◆ What is expected ◆
Count the lines in the listing below that contain the string "plot". Case counts. Give only the number.

┌──

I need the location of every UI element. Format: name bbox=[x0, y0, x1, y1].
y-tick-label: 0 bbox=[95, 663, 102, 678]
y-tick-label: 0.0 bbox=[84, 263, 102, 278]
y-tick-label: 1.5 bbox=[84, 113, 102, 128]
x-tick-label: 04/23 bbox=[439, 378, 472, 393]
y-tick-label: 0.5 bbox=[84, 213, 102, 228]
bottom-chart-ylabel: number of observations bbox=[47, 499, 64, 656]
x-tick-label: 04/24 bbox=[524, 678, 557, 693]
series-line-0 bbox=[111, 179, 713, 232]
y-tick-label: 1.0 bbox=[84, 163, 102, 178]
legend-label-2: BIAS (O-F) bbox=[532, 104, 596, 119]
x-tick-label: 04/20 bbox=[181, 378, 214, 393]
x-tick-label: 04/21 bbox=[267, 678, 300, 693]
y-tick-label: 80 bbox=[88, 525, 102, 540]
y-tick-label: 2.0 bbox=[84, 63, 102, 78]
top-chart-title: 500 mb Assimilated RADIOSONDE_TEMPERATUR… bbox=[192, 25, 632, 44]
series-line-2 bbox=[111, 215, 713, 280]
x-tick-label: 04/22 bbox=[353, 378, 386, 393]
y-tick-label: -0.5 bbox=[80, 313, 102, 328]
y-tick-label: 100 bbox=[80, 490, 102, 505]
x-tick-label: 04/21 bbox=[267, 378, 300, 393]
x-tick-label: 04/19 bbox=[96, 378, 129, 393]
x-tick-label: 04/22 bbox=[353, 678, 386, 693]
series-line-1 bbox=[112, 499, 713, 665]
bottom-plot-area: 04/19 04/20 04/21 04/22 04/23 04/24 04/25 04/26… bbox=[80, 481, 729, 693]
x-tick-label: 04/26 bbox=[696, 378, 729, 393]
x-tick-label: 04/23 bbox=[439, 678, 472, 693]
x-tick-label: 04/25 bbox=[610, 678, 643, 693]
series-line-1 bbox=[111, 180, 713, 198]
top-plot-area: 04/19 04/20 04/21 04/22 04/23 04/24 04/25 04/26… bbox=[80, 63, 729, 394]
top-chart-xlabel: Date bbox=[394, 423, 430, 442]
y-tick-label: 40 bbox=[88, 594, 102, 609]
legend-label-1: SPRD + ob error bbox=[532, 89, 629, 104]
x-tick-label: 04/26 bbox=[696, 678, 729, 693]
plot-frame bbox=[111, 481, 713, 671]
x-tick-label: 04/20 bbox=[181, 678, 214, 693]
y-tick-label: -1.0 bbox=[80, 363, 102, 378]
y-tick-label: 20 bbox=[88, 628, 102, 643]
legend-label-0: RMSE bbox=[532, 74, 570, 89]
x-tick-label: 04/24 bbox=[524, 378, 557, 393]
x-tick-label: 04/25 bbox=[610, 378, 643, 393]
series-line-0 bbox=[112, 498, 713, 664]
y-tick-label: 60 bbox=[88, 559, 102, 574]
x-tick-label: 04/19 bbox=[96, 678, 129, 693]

└──

◆ Response to the task ◆
3